__EXTRACTED MATERIAL__.
******

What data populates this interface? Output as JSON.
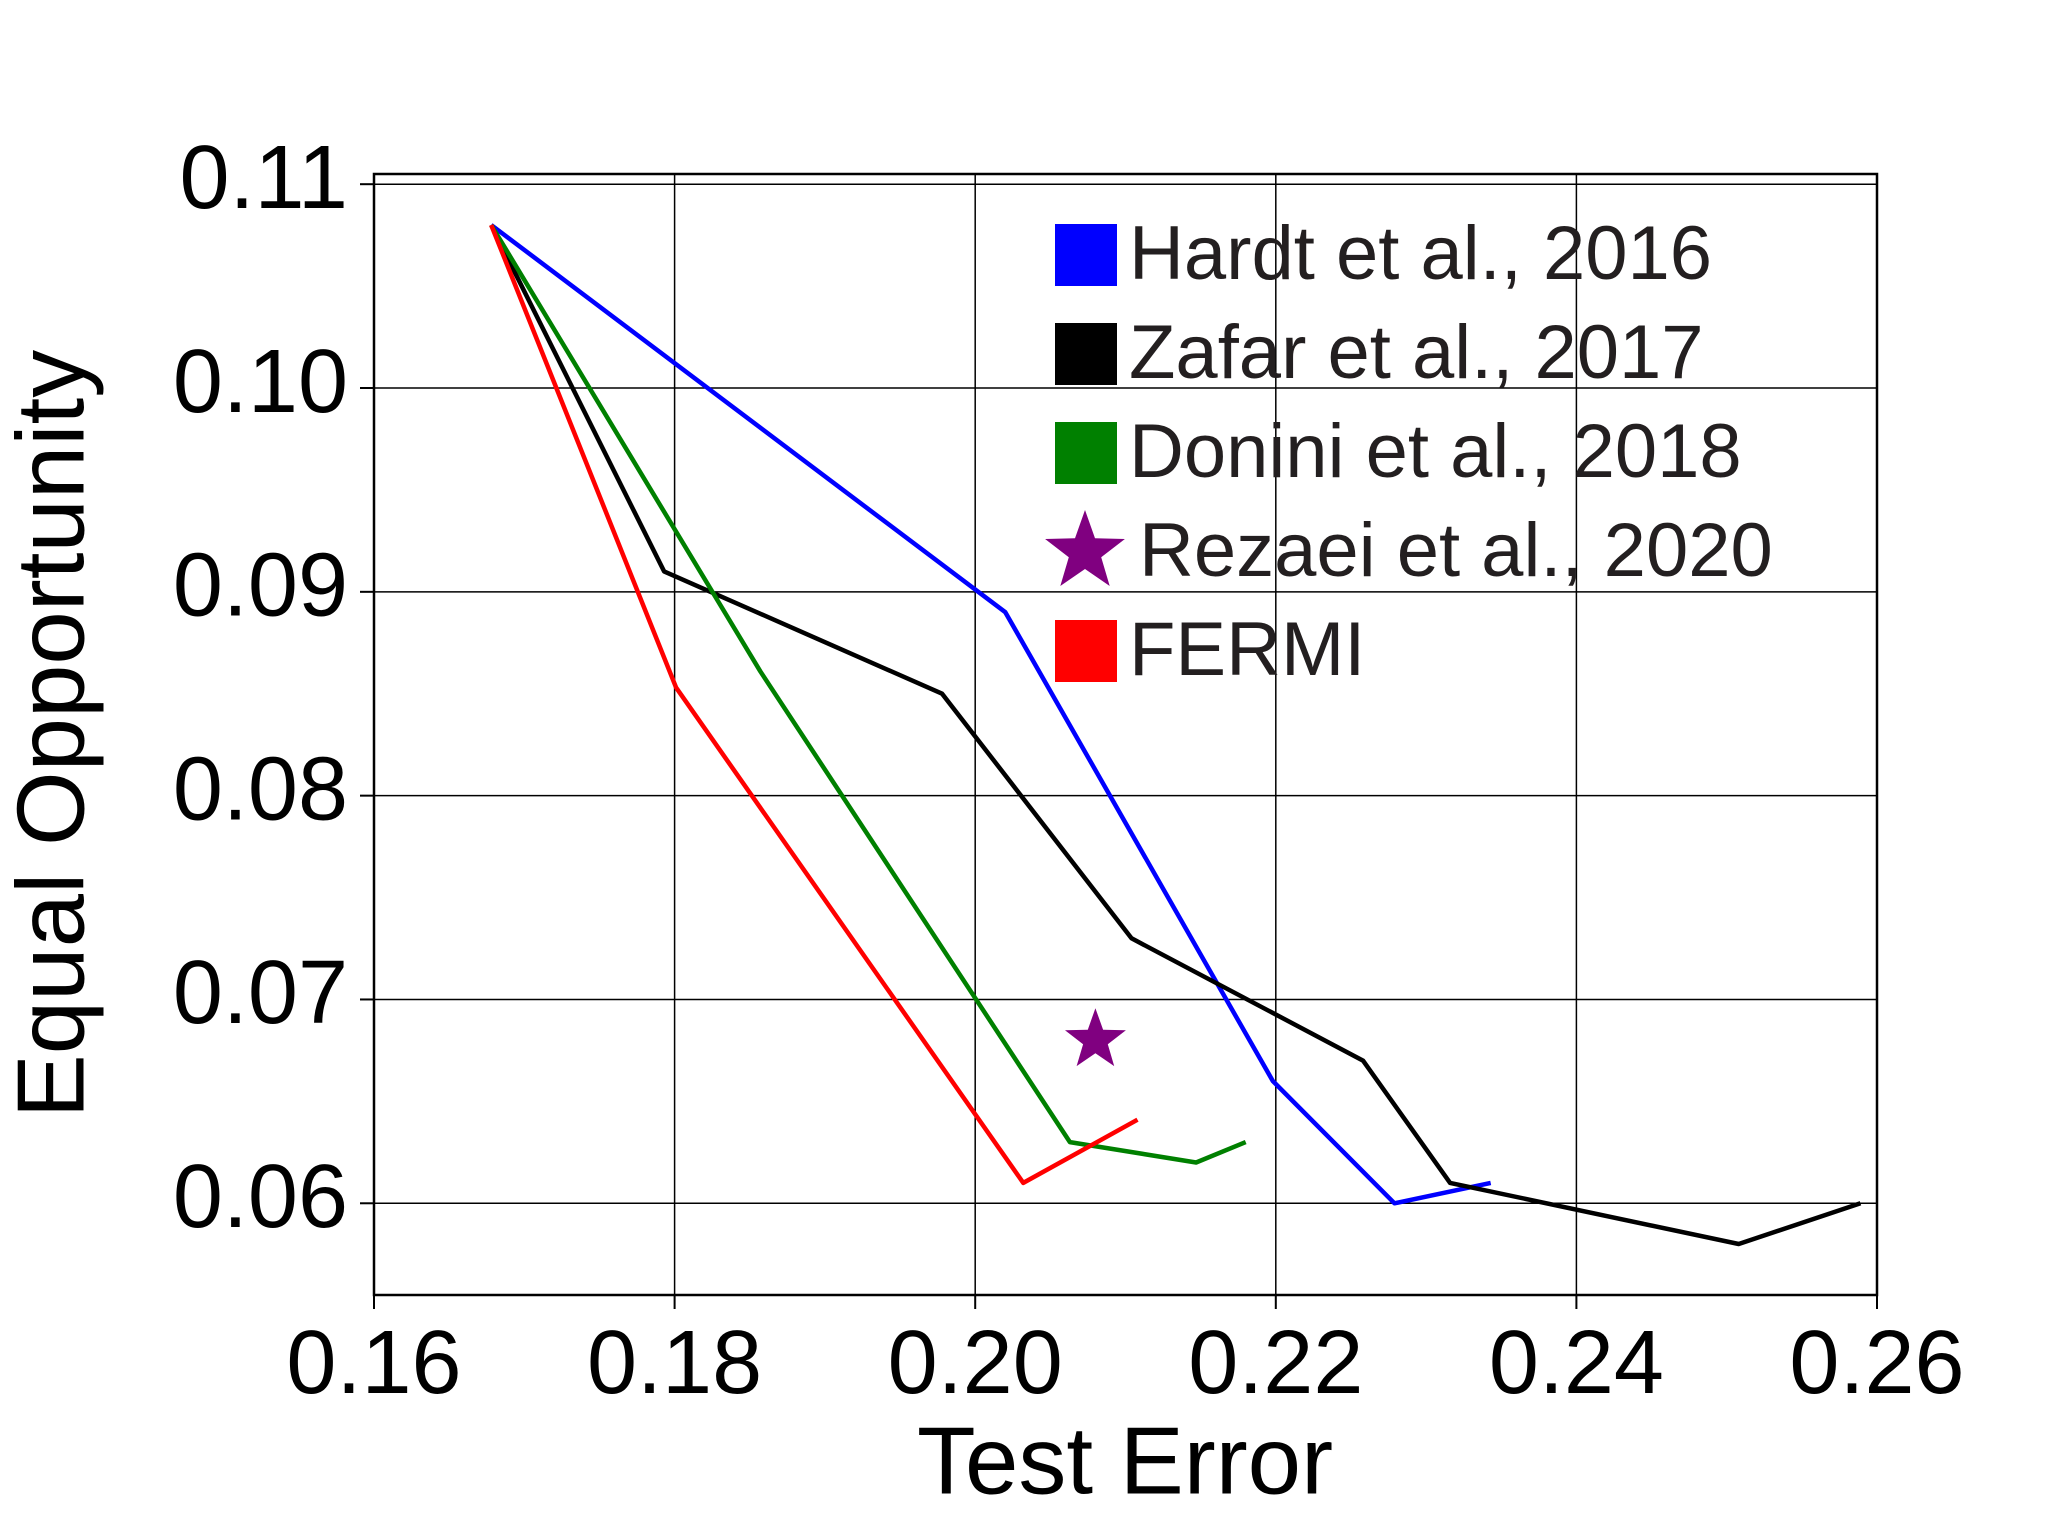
{
  "chart_data": {
    "type": "line",
    "x_label": "Test Error",
    "y_label": "Equal Opportunity",
    "xlim": [
      0.16,
      0.26
    ],
    "ylim": [
      0.0555,
      0.1105
    ],
    "xticks": [
      0.16,
      0.18,
      {
        "value": 0.2,
        "label": "0.20"
      },
      0.22,
      0.24,
      0.26
    ],
    "yticks": [
      0.06,
      0.07,
      0.08,
      0.09,
      {
        "value": 0.1,
        "label": "0.10"
      },
      0.11
    ],
    "grid": true,
    "legend": "upper right",
    "series": [
      {
        "name": "Hardt et al., 2016",
        "color": "#0000ff",
        "x": [
          0.1678,
          0.202,
          0.2198,
          0.2279,
          0.2343
        ],
        "values": [
          0.108,
          0.089,
          0.066,
          0.06,
          0.061
        ]
      },
      {
        "name": "Zafar et al., 2017",
        "color": "#000000",
        "x": [
          0.1678,
          0.1793,
          0.1978,
          0.2104,
          0.2258,
          0.2316,
          0.2508,
          0.2589
        ],
        "values": [
          0.108,
          0.091,
          0.085,
          0.073,
          0.067,
          0.061,
          0.058,
          0.06
        ]
      },
      {
        "name": "Donini et al., 2018",
        "color": "#008000",
        "x": [
          0.1678,
          0.1857,
          0.2063,
          0.2147,
          0.218
        ],
        "values": [
          0.108,
          0.0861,
          0.063,
          0.062,
          0.063
        ]
      },
      {
        "name": "Rezaei et al., 2020",
        "color": "#800080",
        "marker": "star",
        "x": [
          0.208
        ],
        "values": [
          0.068
        ]
      },
      {
        "name": "FERMI",
        "color": "#ff0000",
        "x": [
          0.1678,
          0.1801,
          0.2032,
          0.2108
        ],
        "values": [
          0.108,
          0.0853,
          0.061,
          0.0641
        ]
      }
    ]
  }
}
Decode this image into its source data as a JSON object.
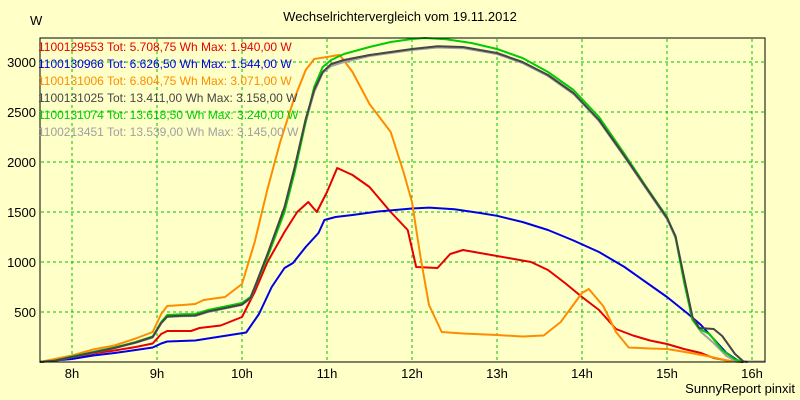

******

__TO BE DONE__. Output all of the data exactly as it stands, minus any images.

__TASK SOLUTION__.
What data populates this interface? Output as JSON.
{
  "chart_data": {
    "type": "line",
    "x_label": "Test Error",
    "y_label": "Equal Opportunity",
    "xlim": [
      0.16,
      0.26
    ],
    "ylim": [
      0.0555,
      0.1105
    ],
    "xticks": [
      0.16,
      0.18,
      {
        "value": 0.2,
        "label": "0.20"
      },
      0.22,
      0.24,
      0.26
    ],
    "yticks": [
      0.06,
      0.07,
      0.08,
      0.09,
      {
        "value": 0.1,
        "label": "0.10"
      },
      0.11
    ],
    "grid": true,
    "legend": "upper right",
    "series": [
      {
        "name": "Hardt et al., 2016",
        "color": "#0000ff",
        "x": [
          0.1678,
          0.202,
          0.2198,
          0.2279,
          0.2343
        ],
        "values": [
          0.108,
          0.089,
          0.066,
          0.06,
          0.061
        ]
      },
      {
        "name": "Zafar et al., 2017",
        "color": "#000000",
        "x": [
          0.1678,
          0.1793,
          0.1978,
          0.2104,
          0.2258,
          0.2316,
          0.2508,
          0.2589
        ],
        "values": [
          0.108,
          0.091,
          0.085,
          0.073,
          0.067,
          0.061,
          0.058,
          0.06
        ]
      },
      {
        "name": "Donini et al., 2018",
        "color": "#008000",
        "x": [
          0.1678,
          0.1857,
          0.2063,
          0.2147,
          0.218
        ],
        "values": [
          0.108,
          0.0861,
          0.063,
          0.062,
          0.063
        ]
      },
      {
        "name": "Rezaei et al., 2020",
        "color": "#800080",
        "marker": "star",
        "x": [
          0.208
        ],
        "values": [
          0.068
        ]
      },
      {
        "name": "FERMI",
        "color": "#ff0000",
        "x": [
          0.1678,
          0.1801,
          0.2032,
          0.2108
        ],
        "values": [
          0.108,
          0.0853,
          0.061,
          0.0641
        ]
      }
    ]
  }
}
Decode this image into its source data as a JSON object.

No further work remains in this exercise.